EXERCISE DIRECTIONS: Pull out every line below containing the word "근로장려금".

[Saved data entries]
========================================

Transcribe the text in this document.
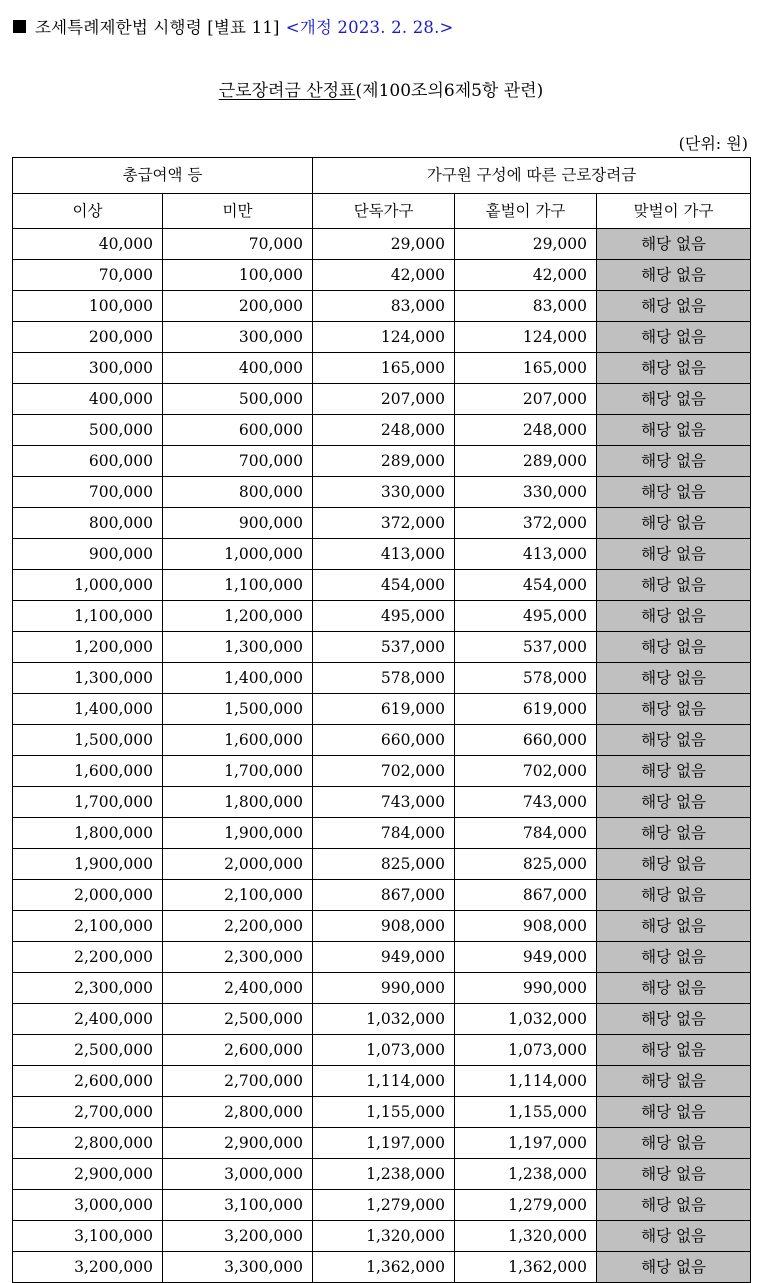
조세특례제한법 시행령 [별표 11] <개정 2023. 2. 28.>
근로장려금 산정표(제100조의6제5항 관련)
(단위: 원)
총급여액 등		가구원 구성에 따른 근로장려금		
이상	미만	단독가구	홑벌이 가구	맞벌이 가구
40,000	70,000	29,000	29,000	해당 없음
70,000	100,000	42,000	42,000	해당 없음
100,000	200,000	83,000	83,000	해당 없음
200,000	300,000	124,000	124,000	해당 없음
300,000	400,000	165,000	165,000	해당 없음
400,000	500,000	207,000	207,000	해당 없음
500,000	600,000	248,000	248,000	해당 없음
600,000	700,000	289,000	289,000	해당 없음
700,000	800,000	330,000	330,000	해당 없음
800,000	900,000	372,000	372,000	해당 없음
900,000	1,000,000	413,000	413,000	해당 없음
1,000,000	1,100,000	454,000	454,000	해당 없음
1,100,000	1,200,000	495,000	495,000	해당 없음
1,200,000	1,300,000	537,000	537,000	해당 없음
1,300,000	1,400,000	578,000	578,000	해당 없음
1,400,000	1,500,000	619,000	619,000	해당 없음
1,500,000	1,600,000	660,000	660,000	해당 없음
1,600,000	1,700,000	702,000	702,000	해당 없음
1,700,000	1,800,000	743,000	743,000	해당 없음
1,800,000	1,900,000	784,000	784,000	해당 없음
1,900,000	2,000,000	825,000	825,000	해당 없음
2,000,000	2,100,000	867,000	867,000	해당 없음
2,100,000	2,200,000	908,000	908,000	해당 없음
2,200,000	2,300,000	949,000	949,000	해당 없음
2,300,000	2,400,000	990,000	990,000	해당 없음
2,400,000	2,500,000	1,032,000	1,032,000	해당 없음
2,500,000	2,600,000	1,073,000	1,073,000	해당 없음
2,600,000	2,700,000	1,114,000	1,114,000	해당 없음
2,700,000	2,800,000	1,155,000	1,155,000	해당 없음
2,800,000	2,900,000	1,197,000	1,197,000	해당 없음
2,900,000	3,000,000	1,238,000	1,238,000	해당 없음
3,000,000	3,100,000	1,279,000	1,279,000	해당 없음
3,100,000	3,200,000	1,320,000	1,320,000	해당 없음
3,200,000	3,300,000	1,362,000	1,362,000	해당 없음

========================================

OUTPUT OF THE EXERCISE:
근로장려금 산정표(제100조의6제5항 관련)
총급여액 등		가구원 구성에 따른 근로장려금		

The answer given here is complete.